# [Aim of the exercise]
Pictures within the data are to be left out; everything else must be reproduced exactly.

Saved data entries
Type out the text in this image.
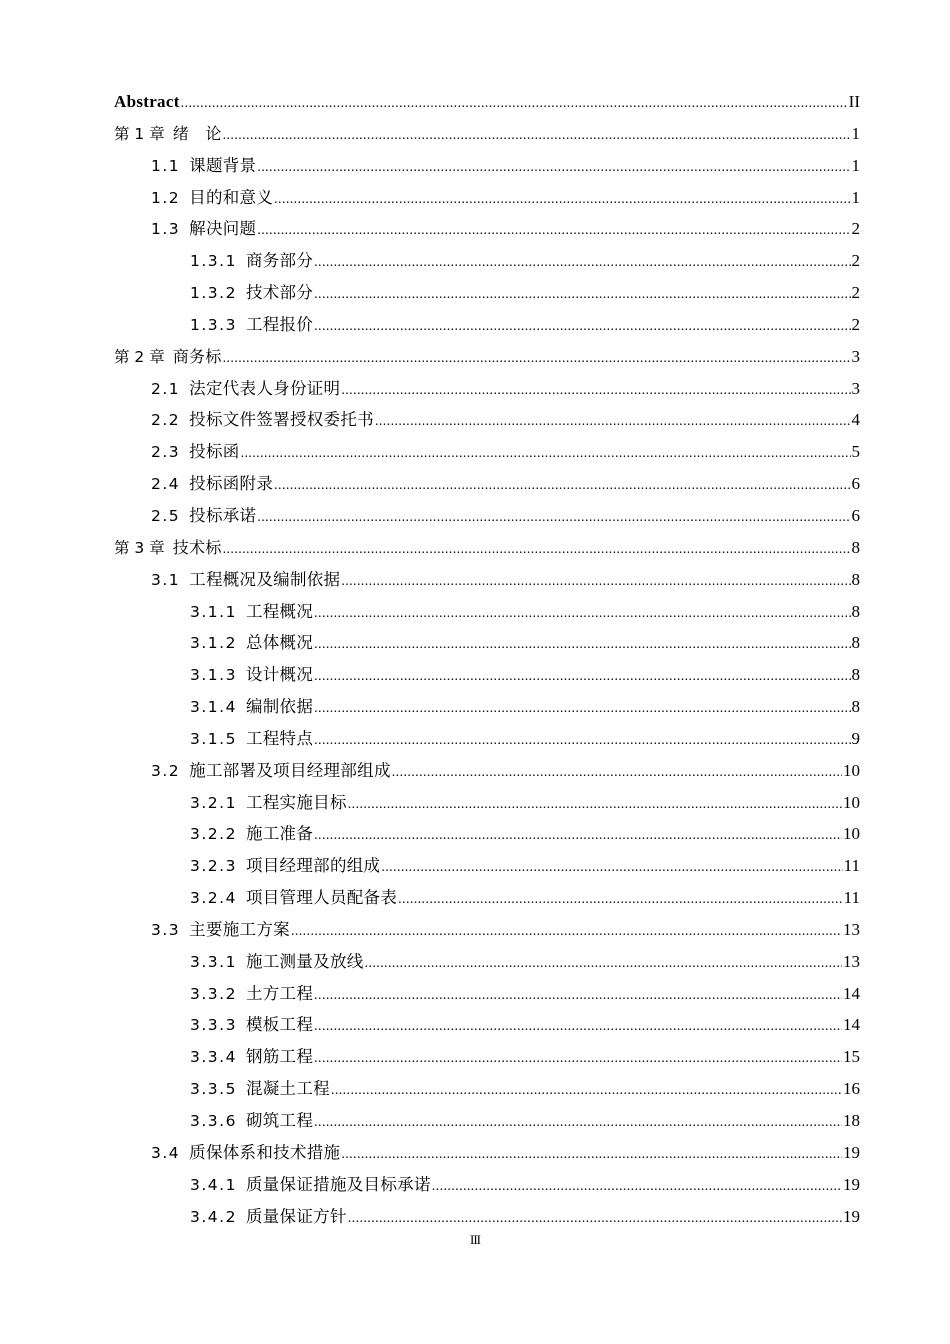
Abstract .....	II
第 1 章 绪　论 .....	1
1.1 课题背景 .....	1
1.2 目的和意义 .....	1
1.3 解决问题 .....	2
1.3.1 商务部分 .....	2
1.3.2 技术部分 .....	2
1.3.3 工程报价 .....	2
第 2 章 商务标 .....	3
2.1 法定代表人身份证明 .....	3
2.2 投标文件签署授权委托书 .....	4
2.3 投标函 .....	5
2.4 投标函附录 .....	6
2.5 投标承诺 .....	6
第 3 章 技术标 .....	8
3.1 工程概况及编制依据 .....	8
3.1.1 工程概况 .....	8
3.1.2 总体概况 .....	8
3.1.3 设计概况 .....	8
3.1.4 编制依据 .....	8
3.1.5 工程特点 .....	9
3.2 施工部署及项目经理部组成 .....	10
3.2.1 工程实施目标 .....	10
3.2.2 施工准备 .....	10
3.2.3 项目经理部的组成 .....	11
3.2.4 项目管理人员配备表 .....	11
3.3 主要施工方案 .....	13
3.3.1 施工测量及放线 .....	13
3.3.2 土方工程 .....	14
3.3.3 模板工程 .....	14
3.3.4 钢筋工程 .....	15
3.3.5 混凝土工程 .....	16
3.3.6 砌筑工程 .....	18
3.4 质保体系和技术措施 .....	19
3.4.1 质量保证措施及目标承诺 .....	19
3.4.2 质量保证方针 .....	19
III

# [Solution below]
Type out the text in this image.
Abstract .....	II
第 1 章 绪　论 .....	1
1.1 课题背景 .....	1
1.2 目的和意义 .....	1
1.3 解决问题 .....	2
1.3.1 商务部分 .....	2
1.3.2 技术部分 .....	2
1.3.3 工程报价 .....	2
第 2 章 商务标 .....	3
2.1 法定代表人身份证明 .....	3
2.2 投标文件签署授权委托书 .....	4
2.3 投标函 .....	5
2.4 投标函附录 .....	6
2.5 投标承诺 .....	6
第 3 章 技术标 .....	8
3.1 工程概况及编制依据 .....	8
3.1.1 工程概况 .....	8
3.1.2 总体概况 .....	8
3.1.3 设计概况 .....	8
3.1.4 编制依据 .....	8
3.1.5 工程特点 .....	9
3.2 施工部署及项目经理部组成 .....	10
3.2.1 工程实施目标 .....	10
3.2.2 施工准备 .....	10
3.2.3 项目经理部的组成 .....	11
3.2.4 项目管理人员配备表 .....	11
3.3 主要施工方案 .....	13
3.3.1 施工测量及放线 .....	13
3.3.2 土方工程 .....	14
3.3.3 模板工程 .....	14
3.3.4 钢筋工程 .....	15
3.3.5 混凝土工程 .....	16
3.3.6 砌筑工程 .....	18
3.4 质保体系和技术措施 .....	19
3.4.1 质量保证措施及目标承诺 .....	19
3.4.2 质量保证方针 .....	19
III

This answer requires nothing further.